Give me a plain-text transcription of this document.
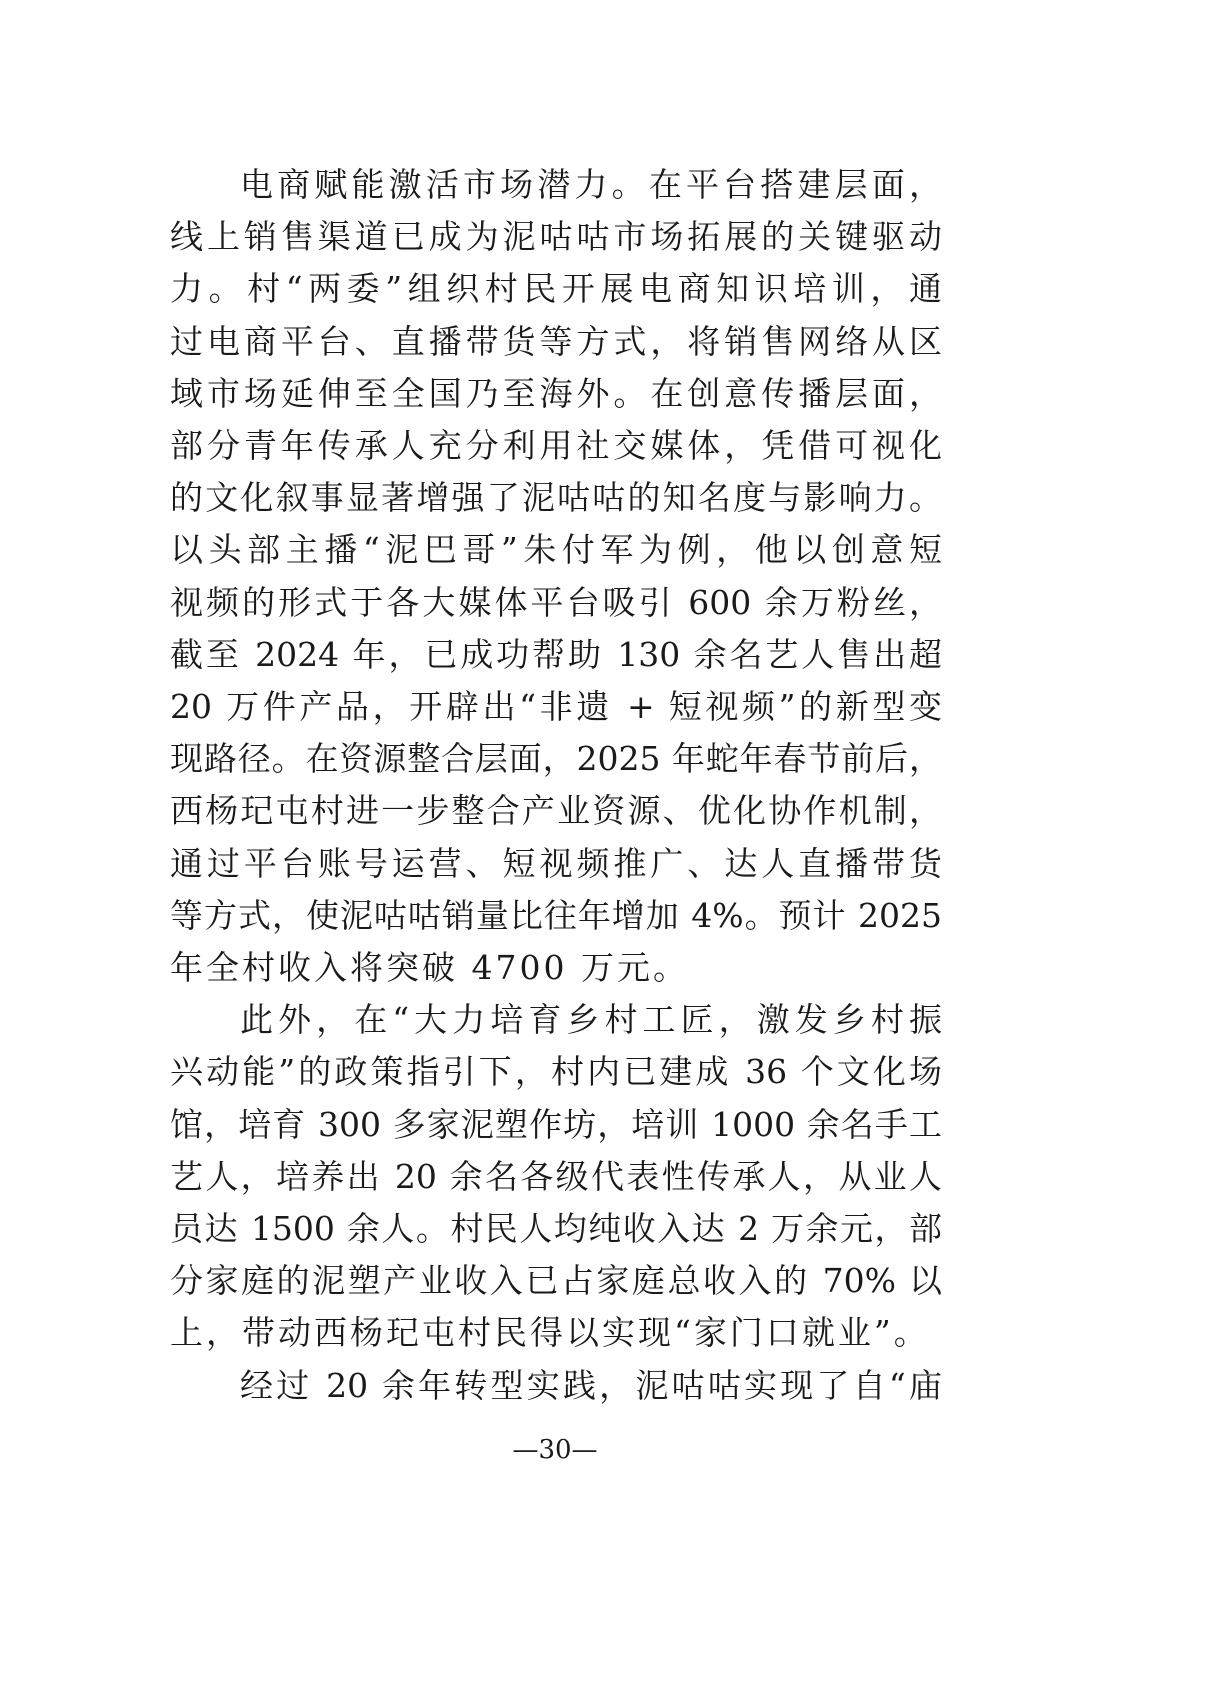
电商赋能激活市场潜力。在平台搭建层面，
线上销售渠道已成为泥咕咕市场拓展的关键驱动
力。村“两委”组织村民开展电商知识培训，通
过电商平台、直播带货等方式，将销售网络从区
域市场延伸至全国乃至海外。在创意传播层面，
部分青年传承人充分利用社交媒体，凭借可视化
的文化叙事显著增强了泥咕咕的知名度与影响力。
以头部主播“泥巴哥”朱付军为例，他以创意短
视频的形式于各大媒体平台吸引 600 余万粉丝，
截至 2024 年，已成功帮助 130 余名艺人售出超
20 万件产品，开辟出“非遗 + 短视频”的新型变
现路径。在资源整合层面，2025 年蛇年春节前后，
西杨玘屯村进一步整合产业资源、优化协作机制，
通过平台账号运营、短视频推广、达人直播带货
等方式，使泥咕咕销量比往年增加 4%。预计 2025
年全村收入将突破 4700 万元。
此外，在“大力培育乡村工匠，激发乡村振
兴动能”的政策指引下，村内已建成 36 个文化场
馆，培育 300 多家泥塑作坊，培训 1000 余名手工
艺人，培养出 20 余名各级代表性传承人，从业人
员达 1500 余人。村民人均纯收入达 2 万余元，部
分家庭的泥塑产业收入已占家庭总收入的 70% 以
上，带动西杨玘屯村民得以实现“家门口就业”。
经过 20 余年转型实践，泥咕咕实现了自“庙
—30—
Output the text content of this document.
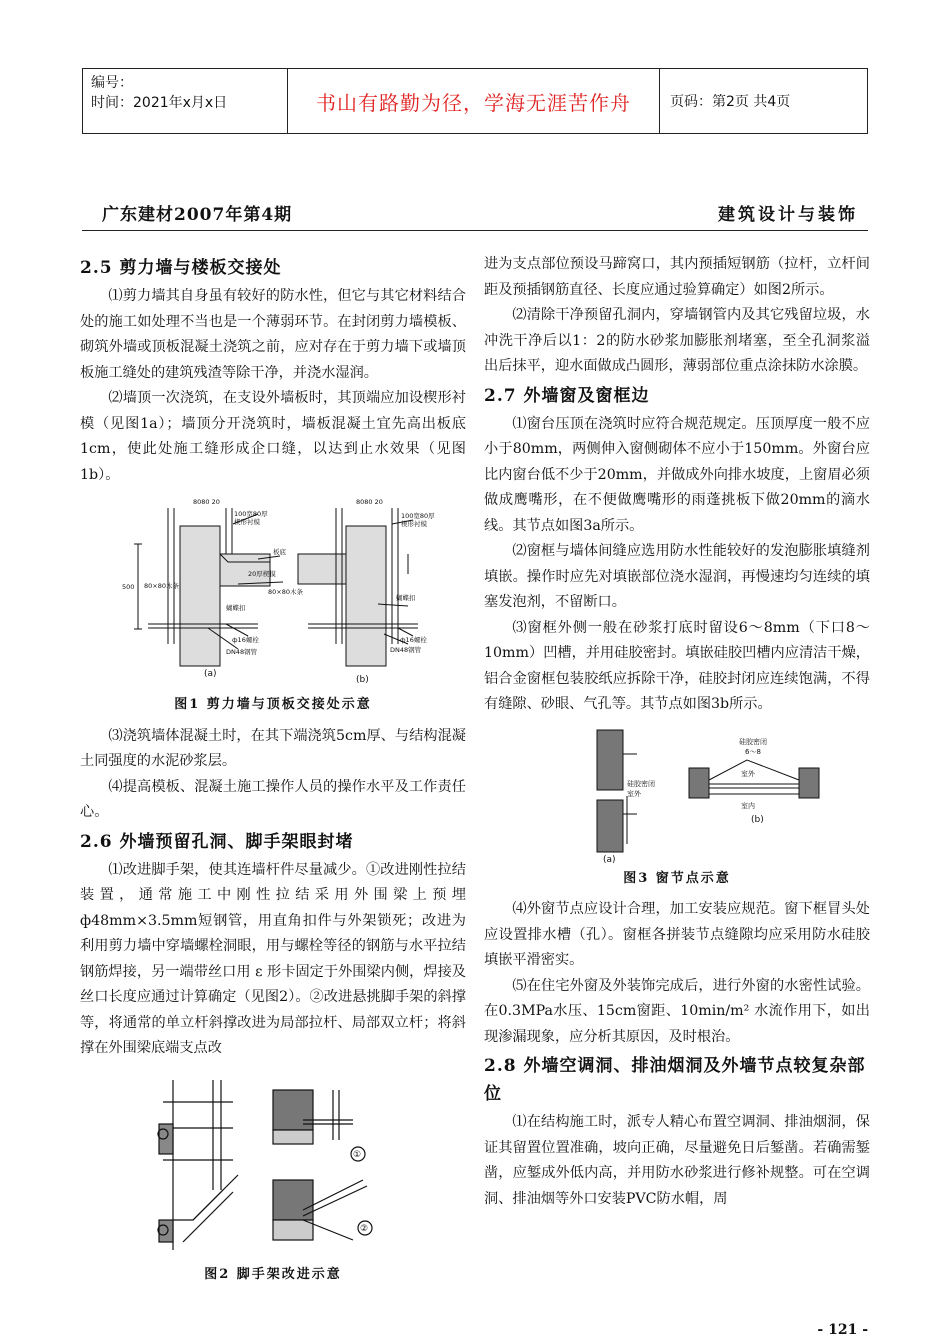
编号：
时间：2021年x月x日	书山有路勤为径，学海无涯苦作舟	页码：第2页 共4页
广东建材2007年第4期	建筑设计与装饰
2.5 剪力墙与楼板交接处

⑴剪力墙其自身虽有较好的防水性，但它与其它材料结合处的施工如处理不当也是一个薄弱环节。在封闭剪力墙模板、砌筑外墙或顶板混凝土浇筑之前，应对存在于剪力墙下或墙顶板施工缝处的建筑残渣等除干净，并浇水湿润。

⑵墙顶一次浇筑，在支设外墙板时，其顶端应加设楔形衬模（见图1a）；墙顶分开浇筑时，墙板混凝土宜先高出板底1cm，使此处施工缝形成企口缝，以达到止水效果（见图1b）。

8080 20	8080 20
100宽80厚
楔形衬模
板底
20厚楔模
80×80木条
80×80木条
蝴蝶扣
ф16螺栓
DN48钢管
500
100宽80厚
楔形衬模
蝴蝶扣
ф16螺栓
DN48钢管
(a)
(b)
图1 剪力墙与顶板交接处示意

⑶浇筑墙体混凝土时，在其下端浇筑5cm厚、与结构混凝土同强度的水泥砂浆层。

⑷提高模板、混凝土施工操作人员的操作水平及工作责任心。

2.6 外墙预留孔洞、脚手架眼封堵

⑴改进脚手架，使其连墙杆件尽量减少。①改进刚性拉结装置，通常施工中刚性拉结采用外围梁上预埋ф48mm×3.5mm短钢管，用直角扣件与外架锁死；改进为利用剪力墙中穿墙螺栓洞眼，用与螺栓等径的钢筋与水平拉结钢筋焊接，另一端带丝口用 ε 形卡固定于外围梁内侧，焊接及丝口长度应通过计算确定（见图2）。②改进悬挑脚手架的斜撑等，将通常的单立杆斜撑改进为局部拉杆、局部双立杆；将斜撑在外围梁底端支点改

①
②
图2 脚手架改进示意

进为支点部位预设马蹄窝口，其内预插短钢筋（拉杆，立杆间距及预插钢筋直径、长度应通过验算确定）如图2所示。

⑵清除干净预留孔洞内，穿墙钢管内及其它残留垃圾，水冲洗干净后以1：2的防水砂浆加膨胀剂堵塞，至全孔洞浆溢出后抹平，迎水面做成凸圆形，薄弱部位重点涂抹防水涂膜。

2.7 外墙窗及窗框边

⑴窗台压顶在浇筑时应符合规范规定。压顶厚度一般不应小于80mm，两侧伸入窗侧砌体不应小于150mm。外窗台应比内窗台低不少于20mm，并做成外向排水坡度，上窗眉必须做成鹰嘴形，在不便做鹰嘴形的雨蓬挑板下做20mm的滴水线。其节点如图3a所示。

⑵窗框与墙体间缝应选用防水性能较好的发泡膨胀填缝剂填嵌。操作时应先对填嵌部位浇水湿润，再慢速均匀连续的填塞发泡剂，不留断口。

⑶窗框外侧一般在砂浆打底时留设6～8mm（下口8～10mm）凹槽，并用硅胶密封。填嵌硅胶凹槽内应清洁干燥，铝合金窗框包装胶纸应拆除干净，硅胶封闭应连续饱满，不得有缝隙、砂眼、气孔等。其节点如图3b所示。

硅胶密闭
6～8
室外
室内
硅胶密闭
室外
(a)
(b)
图3 窗节点示意

⑷外窗节点应设计合理，加工安装应规范。窗下框冒头处应设置排水槽（孔）。窗框各拼装节点缝隙均应采用防水硅胶填嵌平滑密实。

⑸在住宅外窗及外装饰完成后，进行外窗的水密性试验。在0.3MPa水压、15cm窗距、10min/m² 水流作用下，如出现渗漏现象，应分析其原因，及时根治。

2.8 外墙空调洞、排油烟洞及外墙节点较复杂部位

⑴在结构施工时，派专人精心布置空调洞、排油烟洞，保证其留置位置准确，坡向正确，尽量避免日后錾凿。若确需錾凿，应錾成外低内高，并用防水砂浆进行修补规整。可在空调洞、排油烟等外口安装PVC防水帽，周

- 121 -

━━━━━━━━━━

* **What you should do**:
Identify and copy lines that hold the string "this".

* **Answer**:
Give me a plain-text transcription of this document.
Output the text content of this document.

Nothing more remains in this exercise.